練習題目 —
• 1. 在小標題「每公里造價超過高鐵」之後,這篇談港珠澳大橋延誤的文章提到了哪些以「億元」計的金額?請全部列出。
• 2. 下列說法是否符合這篇談港珠澳大橋延誤的文章?
(a) 去年十一月當局向立法會申請撥款時,已為工程加碼六十五億元。
(b) 三公里長的隧道連接工程第一次招標便順利批出。
(c) 高鐵每公里平均成本高於港珠澳大橋香港接綫的預計每公里造價。
• 3. 請接著這篇談港珠澳大橋延誤的文章最後一句往下寫。

節錄 —
# # #

大橋延誤代價豈止百五億,攻民黨絕不能留

說到攻民黨的偉大「功績」,市民大眾第一時間必然想到雙非或外傭居港權。(兩單官司一分錢都不出就可以為香港社會帶來長期兼全方位的破壞!難怪主子甘器重呢批法律渣滓!)但論到手段之卑鄙、用心之惡毒,卻肯定以「港珠澳大橋覆核官司」一役為最。相信大家不禁會問:為什麼一個自稱「公道自在人心」的所謂爭取民主的政黨,所做的每一件事均以打擊政府施政、出賣所有香港人利益為「己任」呢?其實有留意多年來牠們的一言一行、資金來源、效忠對象等等,就不難明白牠們服務的對象(即牠們的主人)根本不是香港市民!再問:到底還有什麼理由我們仍要委屈自己去忍受呢批擺到明收受「生果金」賣國害港的無恥政棍(兼訟棍)?為了下一代、為救香港出生天,今年九月立法會選舉

「除攻民港奸、滅生果走狗」!

大橋延誤代價豈止百五億

港珠澳大橋覆核官司的社會代價繼續膨脹,最新發展是納稅人要進一步為大橋工程開支加碼八十八億元。基建成本急升,拖延項目會造成嚴重損失,成為了昂貴的一課。

大橋工程陷入法律爭拗,項目的環境評核報告,官司打到終審法院敗訴。納稅人為訴訟雙方付出龐大訟費之外,更加驚人的代價是官司延誤工程,要趕工追上進度,又要應付成本上漲,去年十一月當局向立法會申請撥款時已經為工程加碼六十五億元,現在再加八十八億,由於尚有工程未申請撥款,日後會否進一步加碼,仍是未知之數。

每公里造價超過高鐵

港珠澳大橋工程中本港負擔的部分成本,連同本地配套工程,本來預計是四百二十億元,到現階段已經激增三成七,去到五百七十四億元。當中三公里長的隧道連接工程,曾經因為承建商開價高至政府難以接受而流標,政府壓價後,連同九公里長的高架橋,合共預算開支二百五十億五千萬元,比原先預計貴了五成四,要向立法會申請追加撥款,反映受到現實形勢比人強的掣肘,壓價幅度有限。

當年港深廣高速鐵路申請撥款,平均每公里成本十五億二千萬元,被形容為全球最昂貴,受到部分政黨猛烈抨擊。諷刺的是,現在由於同一陣營的狙擊,港珠澳大橋這條十二公里長的香港接綫,每公里平均造價預計超過二十億元,打破高鐵紀錄。

# # #

已存資料 —
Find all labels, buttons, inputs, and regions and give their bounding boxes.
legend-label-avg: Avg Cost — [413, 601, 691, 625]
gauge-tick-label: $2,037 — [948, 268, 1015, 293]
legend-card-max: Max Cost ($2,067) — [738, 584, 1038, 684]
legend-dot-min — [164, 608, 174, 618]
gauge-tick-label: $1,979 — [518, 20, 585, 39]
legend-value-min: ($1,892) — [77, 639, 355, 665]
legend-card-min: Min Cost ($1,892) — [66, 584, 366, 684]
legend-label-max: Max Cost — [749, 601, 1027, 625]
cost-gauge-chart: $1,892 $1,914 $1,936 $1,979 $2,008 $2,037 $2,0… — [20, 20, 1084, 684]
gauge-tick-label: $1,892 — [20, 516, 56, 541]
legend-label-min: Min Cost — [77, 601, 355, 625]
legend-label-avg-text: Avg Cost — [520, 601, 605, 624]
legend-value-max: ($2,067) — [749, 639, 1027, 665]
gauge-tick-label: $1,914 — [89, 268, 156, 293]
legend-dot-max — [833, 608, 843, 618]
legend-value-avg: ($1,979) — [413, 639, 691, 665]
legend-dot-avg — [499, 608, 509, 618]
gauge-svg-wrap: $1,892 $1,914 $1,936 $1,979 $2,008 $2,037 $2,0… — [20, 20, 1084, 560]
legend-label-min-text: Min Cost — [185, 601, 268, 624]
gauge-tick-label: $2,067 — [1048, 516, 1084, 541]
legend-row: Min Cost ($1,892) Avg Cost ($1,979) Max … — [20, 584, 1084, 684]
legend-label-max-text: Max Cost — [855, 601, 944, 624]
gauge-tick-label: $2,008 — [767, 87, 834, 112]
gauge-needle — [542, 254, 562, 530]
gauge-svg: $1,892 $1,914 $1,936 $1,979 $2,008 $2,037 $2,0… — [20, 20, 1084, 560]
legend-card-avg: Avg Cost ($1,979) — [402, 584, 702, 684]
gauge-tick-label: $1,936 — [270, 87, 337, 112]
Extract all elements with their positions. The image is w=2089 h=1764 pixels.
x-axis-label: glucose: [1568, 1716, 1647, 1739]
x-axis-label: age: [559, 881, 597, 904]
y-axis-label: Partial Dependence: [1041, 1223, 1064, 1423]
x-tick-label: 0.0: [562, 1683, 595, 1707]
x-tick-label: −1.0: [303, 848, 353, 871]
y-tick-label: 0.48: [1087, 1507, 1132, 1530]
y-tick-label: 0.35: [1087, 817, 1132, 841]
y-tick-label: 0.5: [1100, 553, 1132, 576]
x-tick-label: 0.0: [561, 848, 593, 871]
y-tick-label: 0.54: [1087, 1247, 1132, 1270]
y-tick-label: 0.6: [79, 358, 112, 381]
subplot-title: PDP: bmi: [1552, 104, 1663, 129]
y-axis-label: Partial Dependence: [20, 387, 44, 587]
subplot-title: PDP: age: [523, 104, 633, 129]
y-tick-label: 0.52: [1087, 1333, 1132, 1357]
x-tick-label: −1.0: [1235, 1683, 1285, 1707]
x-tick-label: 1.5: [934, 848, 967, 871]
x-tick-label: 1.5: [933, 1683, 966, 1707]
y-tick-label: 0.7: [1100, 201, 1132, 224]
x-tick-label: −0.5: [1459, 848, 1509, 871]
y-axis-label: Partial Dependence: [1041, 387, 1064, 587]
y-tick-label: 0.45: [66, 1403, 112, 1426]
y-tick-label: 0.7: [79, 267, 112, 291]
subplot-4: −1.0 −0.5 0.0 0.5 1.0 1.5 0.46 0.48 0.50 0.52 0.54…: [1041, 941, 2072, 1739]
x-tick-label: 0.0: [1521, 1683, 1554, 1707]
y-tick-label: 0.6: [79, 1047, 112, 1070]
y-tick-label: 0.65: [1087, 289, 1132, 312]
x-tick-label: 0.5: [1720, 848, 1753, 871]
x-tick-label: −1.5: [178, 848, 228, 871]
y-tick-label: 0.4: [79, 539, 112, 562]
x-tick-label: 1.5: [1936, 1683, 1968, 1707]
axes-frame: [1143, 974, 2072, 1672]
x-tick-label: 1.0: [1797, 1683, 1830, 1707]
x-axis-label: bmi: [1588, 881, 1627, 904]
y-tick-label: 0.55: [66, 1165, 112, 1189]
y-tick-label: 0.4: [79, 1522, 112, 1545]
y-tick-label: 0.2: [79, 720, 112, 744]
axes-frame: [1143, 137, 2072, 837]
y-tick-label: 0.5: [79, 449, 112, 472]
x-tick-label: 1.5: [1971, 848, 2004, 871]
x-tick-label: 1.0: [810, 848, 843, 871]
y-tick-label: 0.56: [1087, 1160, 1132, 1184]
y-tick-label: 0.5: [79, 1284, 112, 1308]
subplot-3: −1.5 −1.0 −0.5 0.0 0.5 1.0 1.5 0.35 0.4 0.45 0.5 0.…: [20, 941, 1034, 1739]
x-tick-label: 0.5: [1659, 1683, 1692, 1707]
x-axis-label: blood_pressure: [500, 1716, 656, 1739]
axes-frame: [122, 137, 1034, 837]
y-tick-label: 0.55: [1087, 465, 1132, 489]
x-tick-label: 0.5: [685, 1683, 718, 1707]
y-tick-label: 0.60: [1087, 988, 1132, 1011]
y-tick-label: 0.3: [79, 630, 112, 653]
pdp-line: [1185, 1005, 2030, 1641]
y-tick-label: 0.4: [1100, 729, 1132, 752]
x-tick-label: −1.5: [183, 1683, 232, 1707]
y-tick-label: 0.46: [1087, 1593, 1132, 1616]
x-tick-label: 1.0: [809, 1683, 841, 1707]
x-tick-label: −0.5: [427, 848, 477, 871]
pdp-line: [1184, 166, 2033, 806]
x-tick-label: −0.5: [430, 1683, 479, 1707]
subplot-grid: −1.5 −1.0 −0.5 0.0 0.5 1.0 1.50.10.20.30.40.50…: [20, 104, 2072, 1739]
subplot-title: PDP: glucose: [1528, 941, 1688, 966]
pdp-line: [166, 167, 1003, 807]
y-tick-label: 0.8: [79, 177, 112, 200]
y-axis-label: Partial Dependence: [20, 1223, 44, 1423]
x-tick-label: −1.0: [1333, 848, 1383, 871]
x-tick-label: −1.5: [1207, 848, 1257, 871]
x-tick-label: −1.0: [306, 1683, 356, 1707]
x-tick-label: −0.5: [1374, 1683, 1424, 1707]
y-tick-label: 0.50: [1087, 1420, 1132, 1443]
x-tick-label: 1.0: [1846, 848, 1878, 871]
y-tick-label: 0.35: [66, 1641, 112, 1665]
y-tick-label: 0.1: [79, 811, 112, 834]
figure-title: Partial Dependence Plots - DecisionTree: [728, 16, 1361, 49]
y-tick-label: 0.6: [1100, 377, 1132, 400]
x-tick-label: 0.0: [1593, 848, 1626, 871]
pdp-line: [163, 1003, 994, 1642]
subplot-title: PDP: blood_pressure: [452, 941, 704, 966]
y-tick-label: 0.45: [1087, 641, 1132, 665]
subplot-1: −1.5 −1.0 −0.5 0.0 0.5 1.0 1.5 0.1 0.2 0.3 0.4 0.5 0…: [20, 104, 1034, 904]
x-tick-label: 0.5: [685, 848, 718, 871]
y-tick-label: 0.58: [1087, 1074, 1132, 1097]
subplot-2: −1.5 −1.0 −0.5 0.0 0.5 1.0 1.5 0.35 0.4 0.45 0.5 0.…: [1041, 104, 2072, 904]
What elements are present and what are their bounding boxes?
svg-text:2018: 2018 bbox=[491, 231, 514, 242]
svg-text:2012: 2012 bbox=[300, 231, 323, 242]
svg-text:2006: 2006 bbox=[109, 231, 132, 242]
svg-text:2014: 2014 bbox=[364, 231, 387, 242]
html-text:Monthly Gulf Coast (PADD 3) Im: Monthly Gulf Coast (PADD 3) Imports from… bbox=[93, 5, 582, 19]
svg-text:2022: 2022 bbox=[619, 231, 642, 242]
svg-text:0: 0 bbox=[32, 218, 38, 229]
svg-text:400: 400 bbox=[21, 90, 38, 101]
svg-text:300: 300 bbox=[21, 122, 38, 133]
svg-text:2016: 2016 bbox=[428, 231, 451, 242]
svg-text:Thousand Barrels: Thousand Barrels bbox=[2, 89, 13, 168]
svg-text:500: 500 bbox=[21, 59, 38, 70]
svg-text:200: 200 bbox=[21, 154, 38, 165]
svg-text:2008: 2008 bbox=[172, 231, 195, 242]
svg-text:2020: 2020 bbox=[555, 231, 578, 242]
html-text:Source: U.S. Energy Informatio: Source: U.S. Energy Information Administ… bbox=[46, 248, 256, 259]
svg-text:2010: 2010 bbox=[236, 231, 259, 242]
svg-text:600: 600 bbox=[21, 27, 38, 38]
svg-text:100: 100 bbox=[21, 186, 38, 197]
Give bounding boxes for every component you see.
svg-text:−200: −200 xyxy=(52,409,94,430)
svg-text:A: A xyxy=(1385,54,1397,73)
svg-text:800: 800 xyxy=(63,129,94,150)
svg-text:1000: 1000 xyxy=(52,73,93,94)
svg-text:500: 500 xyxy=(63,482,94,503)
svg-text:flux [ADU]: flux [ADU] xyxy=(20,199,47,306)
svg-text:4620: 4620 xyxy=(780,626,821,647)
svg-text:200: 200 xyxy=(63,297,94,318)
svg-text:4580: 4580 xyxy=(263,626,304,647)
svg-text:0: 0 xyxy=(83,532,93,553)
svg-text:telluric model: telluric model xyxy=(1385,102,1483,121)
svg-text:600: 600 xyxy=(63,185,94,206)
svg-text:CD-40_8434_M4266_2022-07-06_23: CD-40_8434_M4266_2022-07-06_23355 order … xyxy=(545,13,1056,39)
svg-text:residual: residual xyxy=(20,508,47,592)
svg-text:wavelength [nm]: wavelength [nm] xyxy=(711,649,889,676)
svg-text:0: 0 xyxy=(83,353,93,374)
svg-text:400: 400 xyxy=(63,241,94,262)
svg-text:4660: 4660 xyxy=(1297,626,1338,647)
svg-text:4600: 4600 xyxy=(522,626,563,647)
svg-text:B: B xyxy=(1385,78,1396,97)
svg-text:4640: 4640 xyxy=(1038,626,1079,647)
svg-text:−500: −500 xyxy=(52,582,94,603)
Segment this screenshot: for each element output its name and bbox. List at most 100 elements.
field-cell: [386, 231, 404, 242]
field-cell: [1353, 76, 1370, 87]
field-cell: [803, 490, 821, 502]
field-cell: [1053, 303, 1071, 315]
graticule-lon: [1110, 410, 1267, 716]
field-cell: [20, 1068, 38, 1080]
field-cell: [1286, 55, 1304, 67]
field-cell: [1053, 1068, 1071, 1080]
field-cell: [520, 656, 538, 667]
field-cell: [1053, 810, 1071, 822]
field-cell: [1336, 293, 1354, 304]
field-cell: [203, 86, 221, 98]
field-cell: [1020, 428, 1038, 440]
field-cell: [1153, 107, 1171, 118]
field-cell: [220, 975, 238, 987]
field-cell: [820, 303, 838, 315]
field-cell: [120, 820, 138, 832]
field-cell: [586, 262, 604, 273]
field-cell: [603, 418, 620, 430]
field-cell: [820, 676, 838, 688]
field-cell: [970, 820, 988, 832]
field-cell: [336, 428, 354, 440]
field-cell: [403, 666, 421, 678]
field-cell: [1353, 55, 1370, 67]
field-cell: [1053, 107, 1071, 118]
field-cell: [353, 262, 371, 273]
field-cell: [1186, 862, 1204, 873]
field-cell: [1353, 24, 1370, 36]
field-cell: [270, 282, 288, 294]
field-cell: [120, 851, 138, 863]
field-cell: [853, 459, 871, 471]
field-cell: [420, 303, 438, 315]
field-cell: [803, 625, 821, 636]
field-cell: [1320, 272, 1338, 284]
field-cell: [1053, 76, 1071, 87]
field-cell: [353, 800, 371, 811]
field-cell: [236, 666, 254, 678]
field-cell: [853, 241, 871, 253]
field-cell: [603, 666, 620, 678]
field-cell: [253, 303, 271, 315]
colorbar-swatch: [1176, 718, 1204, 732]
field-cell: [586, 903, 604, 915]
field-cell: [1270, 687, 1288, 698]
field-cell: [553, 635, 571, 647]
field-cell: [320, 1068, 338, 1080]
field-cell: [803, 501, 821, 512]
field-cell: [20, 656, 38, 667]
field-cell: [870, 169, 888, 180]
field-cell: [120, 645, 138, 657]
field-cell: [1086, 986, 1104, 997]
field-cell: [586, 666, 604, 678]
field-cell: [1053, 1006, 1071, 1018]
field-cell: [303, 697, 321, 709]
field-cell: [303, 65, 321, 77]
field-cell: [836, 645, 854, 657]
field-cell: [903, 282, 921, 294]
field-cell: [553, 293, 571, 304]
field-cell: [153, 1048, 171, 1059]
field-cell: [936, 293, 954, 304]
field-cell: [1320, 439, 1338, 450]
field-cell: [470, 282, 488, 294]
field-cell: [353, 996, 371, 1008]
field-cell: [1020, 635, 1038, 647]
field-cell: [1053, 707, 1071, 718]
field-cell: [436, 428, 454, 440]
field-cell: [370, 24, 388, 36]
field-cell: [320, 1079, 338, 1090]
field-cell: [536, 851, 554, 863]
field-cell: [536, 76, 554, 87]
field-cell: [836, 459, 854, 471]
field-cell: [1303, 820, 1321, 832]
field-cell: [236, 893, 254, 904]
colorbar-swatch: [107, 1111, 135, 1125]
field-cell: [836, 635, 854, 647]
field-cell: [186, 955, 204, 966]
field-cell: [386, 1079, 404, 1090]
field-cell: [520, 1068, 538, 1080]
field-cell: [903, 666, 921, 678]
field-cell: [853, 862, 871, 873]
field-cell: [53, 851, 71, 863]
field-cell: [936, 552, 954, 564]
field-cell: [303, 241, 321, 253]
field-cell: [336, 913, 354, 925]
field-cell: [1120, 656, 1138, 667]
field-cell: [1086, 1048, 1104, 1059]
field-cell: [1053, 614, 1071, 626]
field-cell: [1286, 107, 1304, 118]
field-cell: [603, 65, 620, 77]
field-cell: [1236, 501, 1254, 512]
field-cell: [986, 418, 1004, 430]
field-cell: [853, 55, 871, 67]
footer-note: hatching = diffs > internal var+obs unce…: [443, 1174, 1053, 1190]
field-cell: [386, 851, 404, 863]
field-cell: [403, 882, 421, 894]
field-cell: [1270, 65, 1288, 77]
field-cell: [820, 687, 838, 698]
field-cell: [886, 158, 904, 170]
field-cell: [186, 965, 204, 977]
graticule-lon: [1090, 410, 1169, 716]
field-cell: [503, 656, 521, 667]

# # #

題目答案 —
• 1.
- 四百二十億元:本港負擔部分連同本地配套工程原本的預計成本
- 五百七十四億元:現階段的成本
- 二百五十億五千萬元:隧道連接工程連同高架橋的合共預算開支
- 十五億二千萬元:港深廣高速鐵路平均每公里成本
- 二十億元:港珠澳大橋香港接綫每公里平均造價預計超過此數

• 2.
(a) 是:「去年十一月當局向立法會申請撥款時已經為工程加碼六十五億元」
(b) 否:「曾經因為承建商開價高至政府難以接受而流標」
(c) 否:「每公里平均造價預計超過二十億元,打破高鐵紀錄」

• 3.
基建項目因為各種理由拖延,付出的代價巨大。大橋工程拖延顯示:涉及基建的爭拗,牽涉的社會成本極大。

政府興建一所比千禧校舍設施更好的學校,一般而言耗費二億多元;興建大嶼山東涌醫院第一期,預算開支接近二十五億元。市民不難想像,港珠澳大橋官司導致工程費用額外增加一百五十三億元,本來可以興建多少學校、醫院和其他社會設施,侵佔了多少可作他用的公共資源。

礙其他民生工程上馬

現時有多項大型工程計畫預計在二○一五年前後落成,包括大橋、高鐵及多條本地鐵路綫,把財政和人力資源拉得比較緊張,官司導致大橋工程濃縮在這幾年進行,令情況火上加油。

一些其他方面的工程,不得不「讓路」,受到犧牲。例如:東九龍啟德公屋預計明年三月入伙,但是教育局多項基本工程未能成功競逐到資源分配,至今未獲批款動工,無法同步應付新發展區人口的需要。

基建工程費用龐大,還有各種相關效益,任何不必要的拖延,都有嚴重後果,社會今次受到極昂貴的教訓。當局更須做好政策配套,避免大橋產生社會部分人士顧慮的「大白象」效應。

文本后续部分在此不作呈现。